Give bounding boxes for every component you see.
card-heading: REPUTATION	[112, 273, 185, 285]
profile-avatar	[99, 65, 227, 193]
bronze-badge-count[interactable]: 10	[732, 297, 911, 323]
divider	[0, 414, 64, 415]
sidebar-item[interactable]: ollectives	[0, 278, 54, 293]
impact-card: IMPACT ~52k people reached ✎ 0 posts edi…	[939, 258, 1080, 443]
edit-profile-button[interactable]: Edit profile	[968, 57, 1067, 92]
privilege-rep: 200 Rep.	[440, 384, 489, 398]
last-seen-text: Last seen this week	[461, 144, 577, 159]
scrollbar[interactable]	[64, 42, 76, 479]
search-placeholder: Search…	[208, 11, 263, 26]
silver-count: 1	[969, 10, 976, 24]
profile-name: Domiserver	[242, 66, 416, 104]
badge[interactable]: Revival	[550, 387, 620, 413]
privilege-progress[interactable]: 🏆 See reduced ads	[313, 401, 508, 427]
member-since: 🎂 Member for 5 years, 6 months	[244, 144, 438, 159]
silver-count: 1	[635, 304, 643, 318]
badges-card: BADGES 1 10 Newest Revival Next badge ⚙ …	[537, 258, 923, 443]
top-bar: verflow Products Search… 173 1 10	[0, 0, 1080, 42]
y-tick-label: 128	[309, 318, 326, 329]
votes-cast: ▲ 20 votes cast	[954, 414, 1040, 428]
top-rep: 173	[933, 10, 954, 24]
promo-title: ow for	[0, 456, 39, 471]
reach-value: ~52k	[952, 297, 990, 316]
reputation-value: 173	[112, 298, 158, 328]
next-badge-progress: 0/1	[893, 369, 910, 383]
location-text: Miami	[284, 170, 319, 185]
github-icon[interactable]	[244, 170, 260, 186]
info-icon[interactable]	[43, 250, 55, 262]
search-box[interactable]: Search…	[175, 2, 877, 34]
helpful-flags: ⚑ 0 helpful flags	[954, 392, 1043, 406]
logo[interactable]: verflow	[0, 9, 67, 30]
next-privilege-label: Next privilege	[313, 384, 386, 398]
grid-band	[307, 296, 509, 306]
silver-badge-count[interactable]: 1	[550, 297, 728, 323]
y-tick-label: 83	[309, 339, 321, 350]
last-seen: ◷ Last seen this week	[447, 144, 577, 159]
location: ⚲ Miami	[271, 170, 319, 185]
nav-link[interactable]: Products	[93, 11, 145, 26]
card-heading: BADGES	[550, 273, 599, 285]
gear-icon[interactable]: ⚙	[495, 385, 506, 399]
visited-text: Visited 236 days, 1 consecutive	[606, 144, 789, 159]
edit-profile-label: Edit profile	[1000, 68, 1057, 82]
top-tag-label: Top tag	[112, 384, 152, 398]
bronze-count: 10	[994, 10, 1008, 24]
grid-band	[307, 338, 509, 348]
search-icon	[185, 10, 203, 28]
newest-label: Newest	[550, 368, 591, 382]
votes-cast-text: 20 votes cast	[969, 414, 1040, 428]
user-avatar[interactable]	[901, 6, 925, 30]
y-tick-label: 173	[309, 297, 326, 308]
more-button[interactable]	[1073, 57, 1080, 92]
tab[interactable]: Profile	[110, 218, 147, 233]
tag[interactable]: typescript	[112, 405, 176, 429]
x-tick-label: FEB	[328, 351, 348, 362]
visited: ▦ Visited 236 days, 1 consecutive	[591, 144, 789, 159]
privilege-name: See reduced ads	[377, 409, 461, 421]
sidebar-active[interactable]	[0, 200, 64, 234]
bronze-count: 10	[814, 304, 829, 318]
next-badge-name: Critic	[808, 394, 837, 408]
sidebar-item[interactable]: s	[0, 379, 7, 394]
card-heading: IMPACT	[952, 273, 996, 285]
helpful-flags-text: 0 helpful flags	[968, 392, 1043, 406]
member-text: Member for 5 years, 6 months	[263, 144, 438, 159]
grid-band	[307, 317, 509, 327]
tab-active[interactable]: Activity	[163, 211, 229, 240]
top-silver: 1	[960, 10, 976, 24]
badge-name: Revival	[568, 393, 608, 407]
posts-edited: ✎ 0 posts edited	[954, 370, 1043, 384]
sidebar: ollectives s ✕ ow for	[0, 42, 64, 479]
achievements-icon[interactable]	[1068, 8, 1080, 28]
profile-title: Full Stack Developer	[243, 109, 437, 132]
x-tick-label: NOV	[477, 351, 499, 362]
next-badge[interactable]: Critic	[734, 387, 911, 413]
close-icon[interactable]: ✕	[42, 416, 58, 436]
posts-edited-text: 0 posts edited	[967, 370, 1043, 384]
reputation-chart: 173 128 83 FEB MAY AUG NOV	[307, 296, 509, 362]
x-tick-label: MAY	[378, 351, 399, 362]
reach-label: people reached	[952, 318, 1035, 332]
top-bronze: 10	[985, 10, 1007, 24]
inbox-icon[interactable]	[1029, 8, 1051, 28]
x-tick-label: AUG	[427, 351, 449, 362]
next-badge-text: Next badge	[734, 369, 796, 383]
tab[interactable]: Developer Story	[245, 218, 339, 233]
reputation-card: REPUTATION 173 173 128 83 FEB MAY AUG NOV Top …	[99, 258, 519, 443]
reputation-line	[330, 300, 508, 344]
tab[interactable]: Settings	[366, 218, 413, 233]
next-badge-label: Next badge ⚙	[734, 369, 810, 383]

···

Task brief: Print the records exactly, starting from the first line and continuing through the line that contains "414, 64, 415]", with that line included.

Response to this task:
Give bounding boxes for every component you see.
card-heading: REPUTATION	[112, 273, 185, 285]
profile-avatar	[99, 65, 227, 193]
bronze-badge-count[interactable]: 10	[732, 297, 911, 323]
divider	[0, 414, 64, 415]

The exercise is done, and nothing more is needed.